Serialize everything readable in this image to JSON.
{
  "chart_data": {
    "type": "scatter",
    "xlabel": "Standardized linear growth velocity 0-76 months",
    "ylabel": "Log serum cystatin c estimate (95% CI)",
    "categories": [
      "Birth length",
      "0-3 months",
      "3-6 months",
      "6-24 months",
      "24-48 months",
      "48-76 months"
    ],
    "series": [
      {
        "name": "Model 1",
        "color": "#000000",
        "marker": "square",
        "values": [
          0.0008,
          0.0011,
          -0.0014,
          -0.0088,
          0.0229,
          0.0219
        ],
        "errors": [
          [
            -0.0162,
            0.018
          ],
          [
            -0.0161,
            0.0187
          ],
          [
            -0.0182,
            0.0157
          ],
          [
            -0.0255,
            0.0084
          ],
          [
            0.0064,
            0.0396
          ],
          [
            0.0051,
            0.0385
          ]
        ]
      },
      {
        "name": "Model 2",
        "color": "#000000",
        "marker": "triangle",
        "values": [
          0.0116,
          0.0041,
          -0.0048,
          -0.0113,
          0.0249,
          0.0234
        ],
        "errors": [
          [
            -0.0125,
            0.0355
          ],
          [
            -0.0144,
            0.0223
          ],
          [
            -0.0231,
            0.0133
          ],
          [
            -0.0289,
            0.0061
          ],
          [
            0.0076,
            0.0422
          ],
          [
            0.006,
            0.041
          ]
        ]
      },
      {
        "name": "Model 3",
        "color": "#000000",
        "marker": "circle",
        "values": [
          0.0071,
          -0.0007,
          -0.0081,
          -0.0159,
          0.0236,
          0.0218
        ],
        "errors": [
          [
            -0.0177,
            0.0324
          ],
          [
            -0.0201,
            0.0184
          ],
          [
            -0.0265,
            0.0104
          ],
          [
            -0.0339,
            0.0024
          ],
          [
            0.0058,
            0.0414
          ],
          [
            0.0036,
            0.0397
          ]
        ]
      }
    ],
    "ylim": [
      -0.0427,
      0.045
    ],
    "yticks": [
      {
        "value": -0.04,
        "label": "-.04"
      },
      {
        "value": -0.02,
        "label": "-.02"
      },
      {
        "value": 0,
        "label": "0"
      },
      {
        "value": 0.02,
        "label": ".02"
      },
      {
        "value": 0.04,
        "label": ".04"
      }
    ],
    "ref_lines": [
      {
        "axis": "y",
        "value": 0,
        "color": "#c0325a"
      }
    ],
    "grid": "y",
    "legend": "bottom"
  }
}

####################

**What you have to do:**
State how many lines of the records hold the string "months", and nothing else.

**Result:**
6